# INSTRUCTIONS FOR THE TASK:
Gather every line below where "content" appears.

# Data entries:
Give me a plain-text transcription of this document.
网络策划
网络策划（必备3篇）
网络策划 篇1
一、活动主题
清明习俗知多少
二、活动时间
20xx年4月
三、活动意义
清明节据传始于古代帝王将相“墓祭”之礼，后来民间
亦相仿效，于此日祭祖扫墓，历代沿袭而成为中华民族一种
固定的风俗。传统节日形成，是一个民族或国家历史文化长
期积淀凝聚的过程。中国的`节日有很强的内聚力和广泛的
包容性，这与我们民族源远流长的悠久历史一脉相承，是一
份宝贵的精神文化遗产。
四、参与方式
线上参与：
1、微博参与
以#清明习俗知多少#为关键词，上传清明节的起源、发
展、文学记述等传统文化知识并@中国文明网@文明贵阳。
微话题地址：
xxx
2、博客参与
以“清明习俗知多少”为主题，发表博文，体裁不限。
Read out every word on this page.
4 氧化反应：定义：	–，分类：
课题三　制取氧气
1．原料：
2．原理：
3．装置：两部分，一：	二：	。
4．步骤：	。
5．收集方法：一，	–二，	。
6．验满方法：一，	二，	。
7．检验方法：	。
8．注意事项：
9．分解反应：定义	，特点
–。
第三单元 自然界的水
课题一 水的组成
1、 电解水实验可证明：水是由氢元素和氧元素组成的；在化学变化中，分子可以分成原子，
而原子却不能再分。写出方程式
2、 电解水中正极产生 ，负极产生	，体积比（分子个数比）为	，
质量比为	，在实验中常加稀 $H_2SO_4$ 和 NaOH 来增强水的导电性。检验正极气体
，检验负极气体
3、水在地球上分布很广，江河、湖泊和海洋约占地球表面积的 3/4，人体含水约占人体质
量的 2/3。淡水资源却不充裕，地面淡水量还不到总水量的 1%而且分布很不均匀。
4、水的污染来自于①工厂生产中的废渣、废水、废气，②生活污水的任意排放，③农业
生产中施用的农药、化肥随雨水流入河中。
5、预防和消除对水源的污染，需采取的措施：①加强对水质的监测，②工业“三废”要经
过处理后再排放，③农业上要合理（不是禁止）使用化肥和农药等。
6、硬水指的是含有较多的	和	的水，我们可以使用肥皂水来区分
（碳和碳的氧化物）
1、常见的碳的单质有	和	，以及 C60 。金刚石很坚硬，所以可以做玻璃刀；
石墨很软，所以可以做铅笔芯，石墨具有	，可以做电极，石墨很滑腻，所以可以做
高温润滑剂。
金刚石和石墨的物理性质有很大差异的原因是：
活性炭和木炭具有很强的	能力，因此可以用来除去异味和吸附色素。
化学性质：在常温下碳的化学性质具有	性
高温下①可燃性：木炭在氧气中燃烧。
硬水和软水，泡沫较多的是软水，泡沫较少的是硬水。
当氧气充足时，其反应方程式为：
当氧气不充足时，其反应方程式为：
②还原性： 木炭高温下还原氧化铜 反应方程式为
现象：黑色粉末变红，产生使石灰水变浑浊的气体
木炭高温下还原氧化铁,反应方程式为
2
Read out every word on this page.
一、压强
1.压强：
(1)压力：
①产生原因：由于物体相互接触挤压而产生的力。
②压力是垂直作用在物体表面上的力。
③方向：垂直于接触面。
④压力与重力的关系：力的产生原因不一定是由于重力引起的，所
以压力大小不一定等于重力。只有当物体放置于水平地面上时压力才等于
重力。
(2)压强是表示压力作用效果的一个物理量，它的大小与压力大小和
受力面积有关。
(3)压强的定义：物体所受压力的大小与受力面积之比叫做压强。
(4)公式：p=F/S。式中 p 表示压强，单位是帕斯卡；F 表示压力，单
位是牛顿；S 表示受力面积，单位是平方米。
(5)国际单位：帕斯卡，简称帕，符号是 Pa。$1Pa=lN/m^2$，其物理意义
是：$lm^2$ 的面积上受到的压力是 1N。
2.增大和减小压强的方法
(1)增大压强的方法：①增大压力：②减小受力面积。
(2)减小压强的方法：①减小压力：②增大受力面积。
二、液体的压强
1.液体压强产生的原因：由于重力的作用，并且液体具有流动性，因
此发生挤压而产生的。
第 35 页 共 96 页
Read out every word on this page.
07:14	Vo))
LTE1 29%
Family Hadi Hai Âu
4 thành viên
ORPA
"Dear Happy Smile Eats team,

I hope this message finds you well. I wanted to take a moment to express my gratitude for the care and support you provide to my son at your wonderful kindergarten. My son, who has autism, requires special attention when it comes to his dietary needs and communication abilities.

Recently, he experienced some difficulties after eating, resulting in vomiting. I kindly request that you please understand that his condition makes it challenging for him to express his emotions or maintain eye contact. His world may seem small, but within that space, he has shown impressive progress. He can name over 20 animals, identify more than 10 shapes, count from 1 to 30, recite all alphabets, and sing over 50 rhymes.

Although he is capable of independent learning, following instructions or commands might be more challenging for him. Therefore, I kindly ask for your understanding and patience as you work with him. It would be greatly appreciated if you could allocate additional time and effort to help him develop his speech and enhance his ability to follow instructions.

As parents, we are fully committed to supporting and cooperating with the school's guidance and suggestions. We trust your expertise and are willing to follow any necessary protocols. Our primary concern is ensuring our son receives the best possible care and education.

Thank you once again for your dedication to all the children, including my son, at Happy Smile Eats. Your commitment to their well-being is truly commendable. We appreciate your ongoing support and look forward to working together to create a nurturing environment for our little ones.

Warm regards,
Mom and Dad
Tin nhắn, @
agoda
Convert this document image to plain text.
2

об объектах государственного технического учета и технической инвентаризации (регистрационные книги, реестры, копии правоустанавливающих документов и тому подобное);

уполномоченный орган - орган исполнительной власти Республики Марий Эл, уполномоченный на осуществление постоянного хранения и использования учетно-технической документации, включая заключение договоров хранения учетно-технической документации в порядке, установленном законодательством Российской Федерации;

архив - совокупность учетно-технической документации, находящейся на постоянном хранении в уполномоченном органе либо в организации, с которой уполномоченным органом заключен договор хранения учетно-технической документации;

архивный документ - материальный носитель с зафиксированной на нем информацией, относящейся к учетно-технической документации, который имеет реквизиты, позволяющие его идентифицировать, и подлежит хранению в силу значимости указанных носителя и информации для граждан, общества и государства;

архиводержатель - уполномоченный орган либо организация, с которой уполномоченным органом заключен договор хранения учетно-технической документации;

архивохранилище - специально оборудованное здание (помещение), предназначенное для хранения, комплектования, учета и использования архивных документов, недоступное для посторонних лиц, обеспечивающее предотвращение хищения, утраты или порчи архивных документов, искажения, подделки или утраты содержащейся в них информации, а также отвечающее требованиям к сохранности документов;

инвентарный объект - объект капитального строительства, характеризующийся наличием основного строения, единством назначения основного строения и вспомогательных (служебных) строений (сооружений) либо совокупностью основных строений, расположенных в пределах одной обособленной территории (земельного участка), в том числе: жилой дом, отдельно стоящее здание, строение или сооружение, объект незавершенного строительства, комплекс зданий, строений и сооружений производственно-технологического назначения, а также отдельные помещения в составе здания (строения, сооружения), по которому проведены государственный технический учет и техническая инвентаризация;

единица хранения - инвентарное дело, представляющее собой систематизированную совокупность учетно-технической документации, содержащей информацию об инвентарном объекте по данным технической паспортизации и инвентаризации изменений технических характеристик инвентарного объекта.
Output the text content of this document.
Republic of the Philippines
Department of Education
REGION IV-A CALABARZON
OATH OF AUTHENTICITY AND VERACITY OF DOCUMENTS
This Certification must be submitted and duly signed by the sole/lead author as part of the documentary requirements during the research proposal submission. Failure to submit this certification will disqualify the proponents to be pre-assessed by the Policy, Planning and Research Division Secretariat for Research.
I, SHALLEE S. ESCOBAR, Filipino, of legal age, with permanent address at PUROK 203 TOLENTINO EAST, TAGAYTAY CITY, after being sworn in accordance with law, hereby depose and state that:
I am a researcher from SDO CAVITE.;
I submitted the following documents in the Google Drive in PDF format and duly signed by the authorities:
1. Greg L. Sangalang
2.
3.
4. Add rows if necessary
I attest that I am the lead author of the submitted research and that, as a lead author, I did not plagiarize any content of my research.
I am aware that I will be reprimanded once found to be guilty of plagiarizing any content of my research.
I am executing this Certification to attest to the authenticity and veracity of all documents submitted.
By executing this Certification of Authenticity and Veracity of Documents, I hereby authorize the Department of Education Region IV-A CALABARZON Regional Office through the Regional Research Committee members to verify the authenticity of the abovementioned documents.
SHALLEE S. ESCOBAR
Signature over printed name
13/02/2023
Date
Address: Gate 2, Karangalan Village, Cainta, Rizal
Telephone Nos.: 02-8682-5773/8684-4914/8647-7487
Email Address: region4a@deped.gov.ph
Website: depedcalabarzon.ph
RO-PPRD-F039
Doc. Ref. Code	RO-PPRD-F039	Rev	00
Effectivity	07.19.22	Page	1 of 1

# COMPLETED EXERCISE:
Output the text content of this document.
I attest that I am the lead author of the submitted research and that, as a lead author, I did not plagiarize any content of my research.
I am aware that I will be reprimanded once found to be guilty of plagiarizing any content of my research.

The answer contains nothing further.